Фрагмент текста:
--------
Лоренц тоже пришел в восторг от нового соратника. И было от чего. Дело в том, что в концепции Лоренца (в том виде, какой она имела на момент встречи с Тинбергеном) был один тревожный аспект – незаметный на первый взгляд, но ставящий под сомнение перспективы ее дальнейшего развития. Его можно сформулировать так: «Ну допустим, все, что вы говорите, верно. И что?»

Здесь опять надо сделать некоторое отступление. Как убедительно показал в своих работах один из крупнейших философов науки XX века Имре Лакатош, критически важным атрибутом научной теории является вытекающая из нее исследовательская программа. Самые гениальные идеи так и останутся опередившими свое время, но ни на что не повлиявшими догадками, если ученые не увидят в них предмета для новых исследований, вопросов, которые они могут попытаться решить путем эксперимента (или наблюдения). Ньютонова механика (история создания и утверждения которой послужила Лакатошу основной моделью для его концепции) или теория эволюции так быстро и прочно завоевали ученый мир не только потому, что они объясняли с единых позиций множество фактов, прежде выглядевших разрозненными и бессмысленными, но прежде всего потому, что в них сразу же виделась возможность новых исследований: в одном случае – открытия «на кончике пера» новых небесных тел или расчета времени появления комет, в другом – реконструкции происхождения и родственных связей тех или иных видов живых существ, поиска всякого рода «связующих звеньев» и «переходных форм». (А вот идея естественного отбора в эпоху ее появления таких возможностей не открывала: исследование селективных процессов в природе было науке XIX века не по зубам. Поэтому, несмотря на ее логическую стройность и связь с чрезвычайно популярной идеей эволюции, она встретила в ту пору куда более скептический прием – хотя была не менее глубокой, чем эволюционная идея, и уж точно более оригинальной.) В истории науки известны случаи, когда в споре двух соперничающих теорий побеждала не та, что лучше соответствовала фактам, а та, которая давала ученым больше идей для конкретных исследований – даже если эти исследования раз за разом не подтверждали исходную теорию. Достаточно вспомнить хотя бы драматическую эпопею поисков эффекта «наследования приобретенных признаков» или продолжающиеся до сих пор попытки создать вакцину от СПИДа.

Теория Лоренца не то чтобы не предлагала исследовательской программы (в этом случае коллеги, скорее всего, просто не обратили бы на нее внимания), но перспективы этой программы явно не соответствовали радикализму и сложности самой теории – особенно после решительного разрыва с идеей рефлекса. Лоренц пришел к своим моделям, основываясь почти исключительно на данных наблюдения (хотя и весьма обширных и разнообразных). Но для их проверки и дальнейшей разработки требовалось нечто иное, чем просто наблюдение. По сути дела, Лоренц сумел, исходя из чисто внешних проявлений (поведенческих паттернов), сделать некоторые выводы о том, «что там внутри» у выполняющего их животного. Но даже для того, чтобы убедиться в соответствии этих построений чему-то реальному, исследователю нужны были инструменты для активного вмешательства. И вот тут-то Тинберген оказался незаменим.
--------
Задание A: Перечисли, пожалуйста, все возможности новых исследований, которые фрагмент о Лоренце и Тинбергене связывает с Ньютоновой механикой и теорией эволюции.

Исходные данные:
--------
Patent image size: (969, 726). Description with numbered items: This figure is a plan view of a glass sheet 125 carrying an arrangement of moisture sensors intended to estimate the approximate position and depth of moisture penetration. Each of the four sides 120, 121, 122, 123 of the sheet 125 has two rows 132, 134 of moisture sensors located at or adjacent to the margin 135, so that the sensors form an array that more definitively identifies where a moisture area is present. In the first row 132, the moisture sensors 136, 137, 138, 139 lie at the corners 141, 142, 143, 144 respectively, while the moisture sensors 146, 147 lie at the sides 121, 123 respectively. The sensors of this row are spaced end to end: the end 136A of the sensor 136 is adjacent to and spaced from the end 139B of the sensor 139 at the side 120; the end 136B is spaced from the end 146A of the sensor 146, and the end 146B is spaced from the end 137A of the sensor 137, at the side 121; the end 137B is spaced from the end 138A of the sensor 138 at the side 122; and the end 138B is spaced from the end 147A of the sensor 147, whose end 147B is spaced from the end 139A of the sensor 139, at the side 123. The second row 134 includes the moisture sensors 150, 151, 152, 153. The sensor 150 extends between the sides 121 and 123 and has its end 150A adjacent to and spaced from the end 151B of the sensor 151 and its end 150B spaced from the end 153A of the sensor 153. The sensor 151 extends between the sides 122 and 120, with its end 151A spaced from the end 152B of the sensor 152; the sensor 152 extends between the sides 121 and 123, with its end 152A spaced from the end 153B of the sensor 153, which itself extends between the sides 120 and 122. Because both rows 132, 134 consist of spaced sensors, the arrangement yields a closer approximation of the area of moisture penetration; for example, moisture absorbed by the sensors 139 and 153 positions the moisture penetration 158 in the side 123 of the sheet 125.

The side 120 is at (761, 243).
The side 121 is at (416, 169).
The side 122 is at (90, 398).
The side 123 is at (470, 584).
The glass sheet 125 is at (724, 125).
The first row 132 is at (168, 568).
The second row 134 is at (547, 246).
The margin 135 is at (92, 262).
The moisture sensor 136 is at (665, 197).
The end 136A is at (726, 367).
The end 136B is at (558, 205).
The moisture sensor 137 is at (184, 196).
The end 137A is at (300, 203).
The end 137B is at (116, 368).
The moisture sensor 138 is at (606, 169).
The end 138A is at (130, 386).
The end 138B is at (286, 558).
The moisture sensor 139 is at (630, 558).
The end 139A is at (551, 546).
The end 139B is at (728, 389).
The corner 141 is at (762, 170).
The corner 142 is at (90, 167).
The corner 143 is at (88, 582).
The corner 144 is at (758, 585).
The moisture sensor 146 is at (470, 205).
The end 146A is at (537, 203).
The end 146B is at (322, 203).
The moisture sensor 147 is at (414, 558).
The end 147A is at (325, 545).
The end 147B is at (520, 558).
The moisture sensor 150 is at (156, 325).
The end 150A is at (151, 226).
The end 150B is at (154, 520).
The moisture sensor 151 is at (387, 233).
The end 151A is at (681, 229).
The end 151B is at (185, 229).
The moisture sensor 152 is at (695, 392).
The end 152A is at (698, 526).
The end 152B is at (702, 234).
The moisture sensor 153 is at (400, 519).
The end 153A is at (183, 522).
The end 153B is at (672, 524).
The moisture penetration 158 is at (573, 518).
--------
Задание B: Оформи нумерованным списком строки записей. Начни с первой строки записей и остановись после строки, где есть «The end 136B is at (558, 205).», пропуская пустые строки.

Решение A:
Ньютонова механика:
- открытие «на кончике пера» новых небесных тел;
- расчет времени появления комет.

Теория эволюции:
- реконструкция происхождения и родственных связей тех или иных видов живых существ;
- поиск всякого рода «связующих звеньев» и «переходных форм».

Решение B:
1. Patent image size: (969, 726). Description with numbered items: This figure is a plan view of a glass sheet 125 carrying an arrangement of moisture sensors intended to estimate the approximate position and depth of moisture penetration. Each of the four sides 120, 121, 122, 123 of the sheet 125 has two rows 132, 134 of moisture sensors located at or adjacent to the margin 135, so that the sensors form an array that more definitively identifies where a moisture area is present. In the first row 132, the moisture sensors 136, 137, 138, 139 lie at the corners 141, 142, 143, 144 respectively, while the moisture sensors 146, 147 lie at the sides 121, 123 respectively. The sensors of this row are spaced end to end: the end 136A of the sensor 136 is adjacent to and spaced from the end 139B of the sensor 139 at the side 120; the end 136B is spaced from the end 146A of the sensor 146, and the end 146B is spaced from the end 137A of the sensor 137, at the side 121; the end 137B is spaced from the end 138A of the sensor 138 at the side 122; and the end 138B is spaced from the end 147A of the sensor 147, whose end 147B is spaced from the end 139A of the sensor 139, at the side 123. The second row 134 includes the moisture sensors 150, 151, 152, 153. The sensor 150 extends between the sides 121 and 123 and has its end 150A adjacent to and spaced from the end 151B of the sensor 151 and its end 150B spaced from the end 153A of the sensor 153. The sensor 151 extends between the sides 122 and 120, with its end 151A spaced from the end 152B of the sensor 152; the sensor 152 extends between the sides 121 and 123, with its end 152A spaced from the end 153B of the sensor 153, which itself extends between the sides 120 and 122. Because both rows 132, 134 consist of spaced sensors, the arrangement yields a closer approximation of the area of moisture penetration; for example, moisture absorbed by the sensors 139 and 153 positions the moisture penetration 158 in the side 123 of the sheet 125.
2. The side 120 is at (761, 243).
3. The side 121 is at (416, 169).
4. The side 122 is at (90, 398).
5. The side 123 is at (470, 584).
6. The glass sheet 125 is at (724, 125).
7. The first row 132 is at (168, 568).
8. The second row 134 is at (547, 246).
9. The margin 135 is at (92, 262).
10. The moisture sensor 136 is at (665, 197).
11. The end 136A is at (726, 367).
12. The end 136B is at (558, 205).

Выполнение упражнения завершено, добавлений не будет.